··· Record excerpts ···

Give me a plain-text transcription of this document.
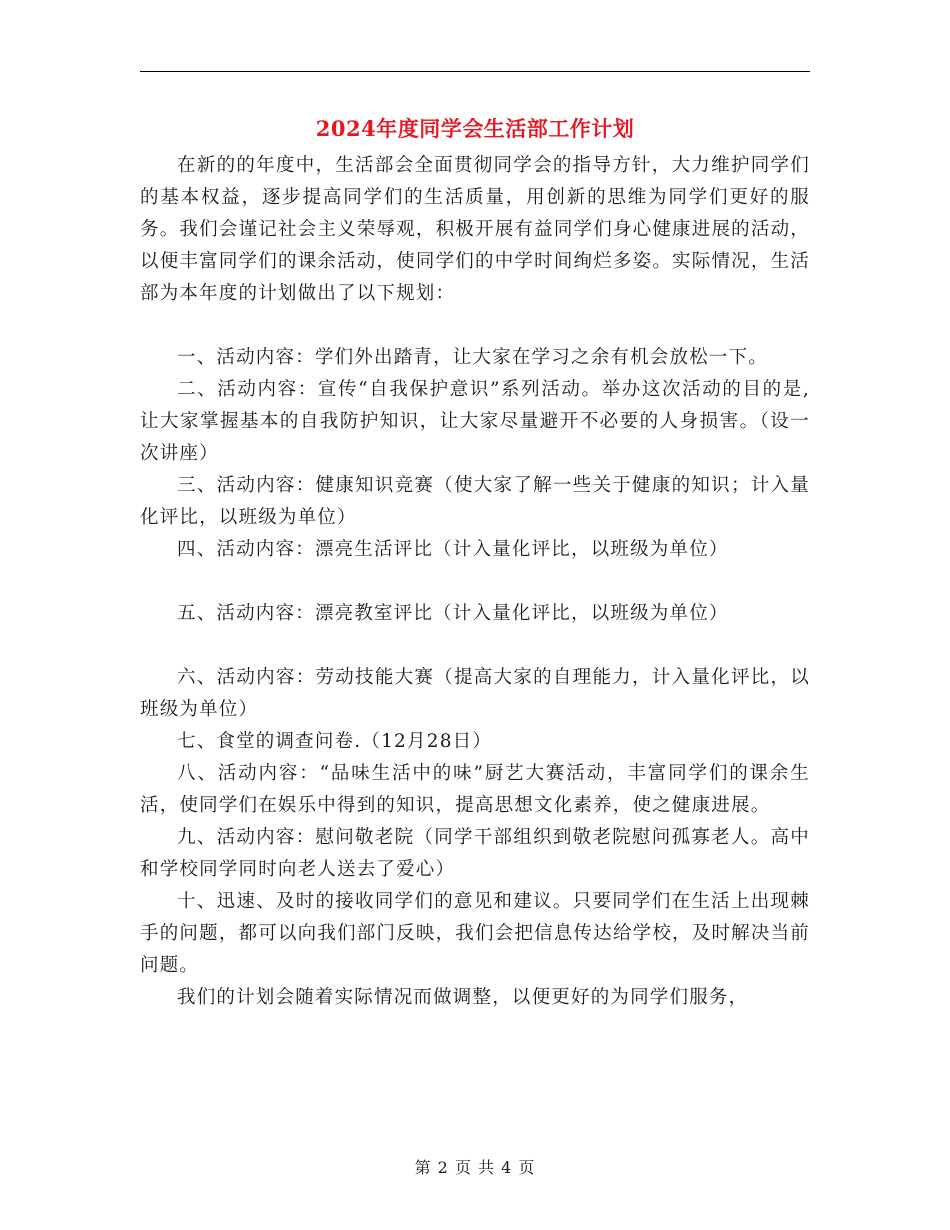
2024年度同学会生活部工作计划

在新的的年度中，生活部会全面贯彻同学会的指导方针，大力维护同学们的基本权益，逐步提高同学们的生活质量，用创新的思维为同学们更好的服务。我们会谨记社会主义荣辱观，积极开展有益同学们身心健康进展的活动，以便丰富同学们的课余活动，使同学们的中学时间绚烂多姿。实际情况，生活部为本年度的计划做出了以下规划：

一、活动内容：学们外出踏青，让大家在学习之余有机会放松一下。

二、活动内容：宣传“自我保护意识”系列活动。举办这次活动的目的是,让大家掌握基本的自我防护知识，让大家尽量避开不必要的人身损害。（设一次讲座）

三、活动内容：健康知识竞赛（使大家了解一些关于健康的知识；计入量化评比，以班级为单位）

四、活动内容：漂亮生活评比（计入量化评比，以班级为单位）

五、活动内容：漂亮教室评比（计入量化评比，以班级为单位）

六、活动内容：劳动技能大赛（提高大家的自理能力，计入量化评比，以班级为单位）

七、食堂的调查问卷.（12月28日）

八、活动内容：“品味生活中的味”厨艺大赛活动，丰富同学们的课余生活，使同学们在娱乐中得到的知识，提高思想文化素养，使之健康进展。

九、活动内容：慰问敬老院（同学干部组织到敬老院慰问孤寡老人。高中和学校同学同时向老人送去了爱心）

十、迅速、及时的接收同学们的意见和建议。只要同学们在生活上出现棘手的问题，都可以向我们部门反映，我们会把信息传达给学校，及时解决当前问题。

我们的计划会随着实际情况而做调整，以便更好的为同学们服务，

第 2 页 共 4 页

···

Task statement: Quote the material word for word, dropping any images it holds.

Correct answer:
Give me a plain-text transcription of this document.
2024年度同学会生活部工作计划

在新的的年度中，生活部会全面贯彻同学会的指导方针，大力维护同学们的基本权益，逐步提高同学们的生活质量，用创新的思维为同学们更好的服务。我们会谨记社会主义荣辱观，积极开展有益同学们身心健康进展的活动，以便丰富同学们的课余活动，使同学们的中学时间绚烂多姿。实际情况，生活部为本年度的计划做出了以下规划：

一、活动内容：学们外出踏青，让大家在学习之余有机会放松一下。

二、活动内容：宣传“自我保护意识”系列活动。举办这次活动的目的是,让大家掌握基本的自我防护知识，让大家尽量避开不必要的人身损害。（设一次讲座）

三、活动内容：健康知识竞赛（使大家了解一些关于健康的知识；计入量化评比，以班级为单位）

四、活动内容：漂亮生活评比（计入量化评比，以班级为单位）

五、活动内容：漂亮教室评比（计入量化评比，以班级为单位）

六、活动内容：劳动技能大赛（提高大家的自理能力，计入量化评比，以班级为单位）

七、食堂的调查问卷.（12月28日）

八、活动内容：“品味生活中的味”厨艺大赛活动，丰富同学们的课余生活，使同学们在娱乐中得到的知识，提高思想文化素养，使之健康进展。

九、活动内容：慰问敬老院（同学干部组织到敬老院慰问孤寡老人。高中和学校同学同时向老人送去了爱心）

十、迅速、及时的接收同学们的意见和建议。只要同学们在生活上出现棘手的问题，都可以向我们部门反映，我们会把信息传达给学校，及时解决当前问题。

我们的计划会随着实际情况而做调整，以便更好的为同学们服务，

第 2 页 共 4 页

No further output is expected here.